Exercise inputs:
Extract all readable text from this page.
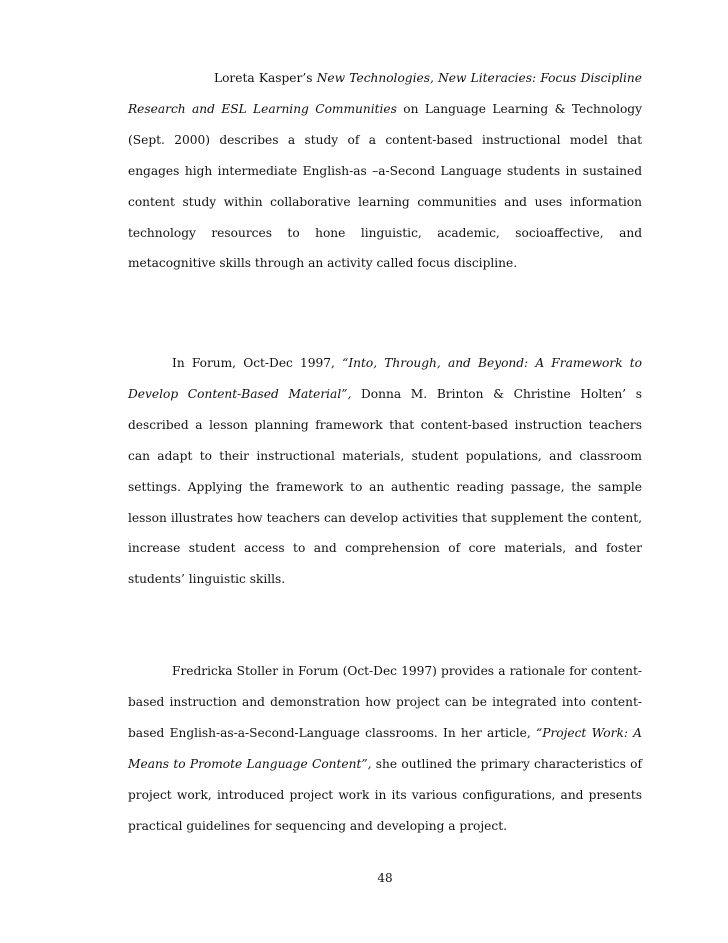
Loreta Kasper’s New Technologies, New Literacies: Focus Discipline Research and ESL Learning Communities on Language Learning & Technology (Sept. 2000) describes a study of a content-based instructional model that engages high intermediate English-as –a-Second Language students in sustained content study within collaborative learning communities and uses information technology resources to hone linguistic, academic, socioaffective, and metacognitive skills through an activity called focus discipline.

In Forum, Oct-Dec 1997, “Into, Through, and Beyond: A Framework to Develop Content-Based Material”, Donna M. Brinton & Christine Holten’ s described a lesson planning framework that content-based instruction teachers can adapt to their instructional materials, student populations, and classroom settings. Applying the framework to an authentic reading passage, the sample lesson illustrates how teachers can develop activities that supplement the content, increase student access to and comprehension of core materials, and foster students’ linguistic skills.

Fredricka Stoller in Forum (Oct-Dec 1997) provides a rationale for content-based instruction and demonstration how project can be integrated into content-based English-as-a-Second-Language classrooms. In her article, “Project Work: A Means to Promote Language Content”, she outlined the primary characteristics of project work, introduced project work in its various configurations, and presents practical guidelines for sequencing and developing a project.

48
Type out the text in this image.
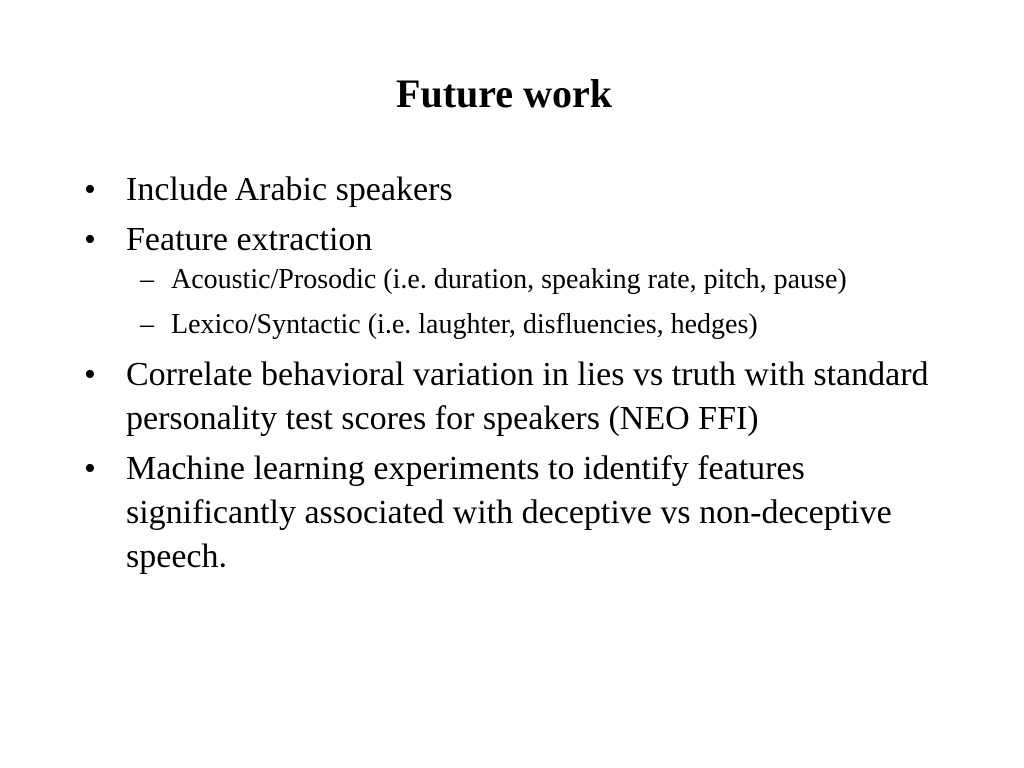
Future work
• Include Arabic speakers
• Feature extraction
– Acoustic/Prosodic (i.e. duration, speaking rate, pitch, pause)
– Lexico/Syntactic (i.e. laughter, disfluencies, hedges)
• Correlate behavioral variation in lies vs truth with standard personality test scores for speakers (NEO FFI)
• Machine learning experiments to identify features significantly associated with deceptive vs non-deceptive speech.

What is being asked: Copy out each line of the records where the string "this" appears.

The output:
Extract all readable text from this page.
Type out the text in this image.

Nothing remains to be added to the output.